Start of Dataset records
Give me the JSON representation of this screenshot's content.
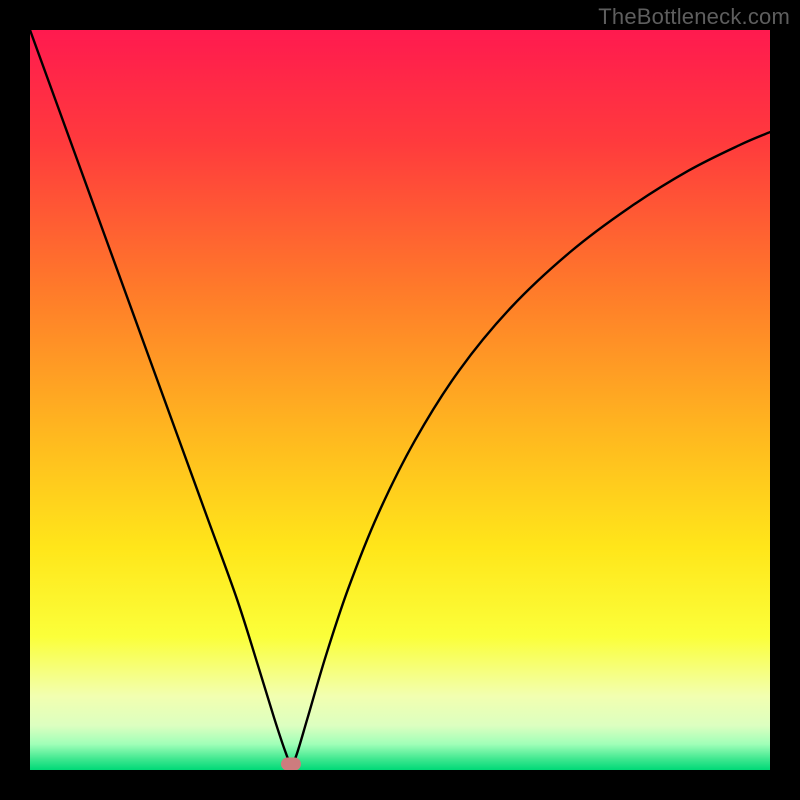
{
  "watermark": "TheBottleneck.com",
  "colors": {
    "frame": "#000000",
    "watermark_text": "#5e5e5e",
    "curve": "#000000",
    "marker": "#cd7c7e",
    "gradient_stops": [
      {
        "offset": 0.0,
        "color": "#ff1a4f"
      },
      {
        "offset": 0.15,
        "color": "#ff3a3d"
      },
      {
        "offset": 0.35,
        "color": "#ff7a2a"
      },
      {
        "offset": 0.55,
        "color": "#ffb91f"
      },
      {
        "offset": 0.7,
        "color": "#ffe61a"
      },
      {
        "offset": 0.82,
        "color": "#fbff3a"
      },
      {
        "offset": 0.9,
        "color": "#f2ffb0"
      },
      {
        "offset": 0.94,
        "color": "#dcffc0"
      },
      {
        "offset": 0.965,
        "color": "#a0ffb8"
      },
      {
        "offset": 0.985,
        "color": "#40e890"
      },
      {
        "offset": 1.0,
        "color": "#00d977"
      }
    ]
  },
  "chart_data": {
    "type": "line",
    "title": "",
    "xlabel": "",
    "ylabel": "",
    "xlim": [
      0,
      1
    ],
    "ylim": [
      0,
      1
    ],
    "grid": false,
    "legend": false,
    "marker": {
      "x": 0.353,
      "y": 0.008
    },
    "series": [
      {
        "name": "curve",
        "points": [
          {
            "x": 0.0,
            "y": 1.0
          },
          {
            "x": 0.04,
            "y": 0.89
          },
          {
            "x": 0.08,
            "y": 0.78
          },
          {
            "x": 0.12,
            "y": 0.67
          },
          {
            "x": 0.16,
            "y": 0.56
          },
          {
            "x": 0.2,
            "y": 0.45
          },
          {
            "x": 0.24,
            "y": 0.34
          },
          {
            "x": 0.28,
            "y": 0.23
          },
          {
            "x": 0.31,
            "y": 0.135
          },
          {
            "x": 0.33,
            "y": 0.07
          },
          {
            "x": 0.345,
            "y": 0.025
          },
          {
            "x": 0.353,
            "y": 0.008
          },
          {
            "x": 0.36,
            "y": 0.02
          },
          {
            "x": 0.375,
            "y": 0.07
          },
          {
            "x": 0.4,
            "y": 0.155
          },
          {
            "x": 0.43,
            "y": 0.245
          },
          {
            "x": 0.47,
            "y": 0.345
          },
          {
            "x": 0.52,
            "y": 0.445
          },
          {
            "x": 0.58,
            "y": 0.54
          },
          {
            "x": 0.65,
            "y": 0.625
          },
          {
            "x": 0.73,
            "y": 0.7
          },
          {
            "x": 0.81,
            "y": 0.76
          },
          {
            "x": 0.89,
            "y": 0.81
          },
          {
            "x": 0.96,
            "y": 0.845
          },
          {
            "x": 1.0,
            "y": 0.862
          }
        ]
      }
    ]
  }
}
End of Dataset records
> _Task prompt_
Transcribe all entries above exactly. Drop the pictures.

> _Answer below_
Give me the JSON representation of this screenshot's content.
{
  "watermark": "TheBottleneck.com",
  "colors": {
    "frame": "#000000",
    "watermark_text": "#5e5e5e",
    "curve": "#000000",
    "marker": "#cd7c7e",
    "gradient_stops": [
      {
        "offset": 0.0,
        "color": "#ff1a4f"
      },
      {
        "offset": 0.15,
        "color": "#ff3a3d"
      },
      {
        "offset": 0.35,
        "color": "#ff7a2a"
      },
      {
        "offset": 0.55,
        "color": "#ffb91f"
      },
      {
        "offset": 0.7,
        "color": "#ffe61a"
      },
      {
        "offset": 0.82,
        "color": "#fbff3a"
      },
      {
        "offset": 0.9,
        "color": "#f2ffb0"
      },
      {
        "offset": 0.94,
        "color": "#dcffc0"
      },
      {
        "offset": 0.965,
        "color": "#a0ffb8"
      },
      {
        "offset": 0.985,
        "color": "#40e890"
      },
      {
        "offset": 1.0,
        "color": "#00d977"
      }
    ]
  },
  "chart_data": {
    "type": "line",
    "title": "",
    "xlabel": "",
    "ylabel": "",
    "xlim": [
      0,
      1
    ],
    "ylim": [
      0,
      1
    ],
    "grid": false,
    "legend": false,
    "marker": {
      "x": 0.353,
      "y": 0.008
    },
    "series": [
      {
        "name": "curve",
        "points": [
          {
            "x": 0.0,
            "y": 1.0
          },
          {
            "x": 0.04,
            "y": 0.89
          },
          {
            "x": 0.08,
            "y": 0.78
          },
          {
            "x": 0.12,
            "y": 0.67
          },
          {
            "x": 0.16,
            "y": 0.56
          },
          {
            "x": 0.2,
            "y": 0.45
          },
          {
            "x": 0.24,
            "y": 0.34
          },
          {
            "x": 0.28,
            "y": 0.23
          },
          {
            "x": 0.31,
            "y": 0.135
          },
          {
            "x": 0.33,
            "y": 0.07
          },
          {
            "x": 0.345,
            "y": 0.025
          },
          {
            "x": 0.353,
            "y": 0.008
          },
          {
            "x": 0.36,
            "y": 0.02
          },
          {
            "x": 0.375,
            "y": 0.07
          },
          {
            "x": 0.4,
            "y": 0.155
          },
          {
            "x": 0.43,
            "y": 0.245
          },
          {
            "x": 0.47,
            "y": 0.345
          },
          {
            "x": 0.52,
            "y": 0.445
          },
          {
            "x": 0.58,
            "y": 0.54
          },
          {
            "x": 0.65,
            "y": 0.625
          },
          {
            "x": 0.73,
            "y": 0.7
          },
          {
            "x": 0.81,
            "y": 0.76
          },
          {
            "x": 0.89,
            "y": 0.81
          },
          {
            "x": 0.96,
            "y": 0.845
          },
          {
            "x": 1.0,
            "y": 0.862
          }
        ]
      }
    ]
  }
}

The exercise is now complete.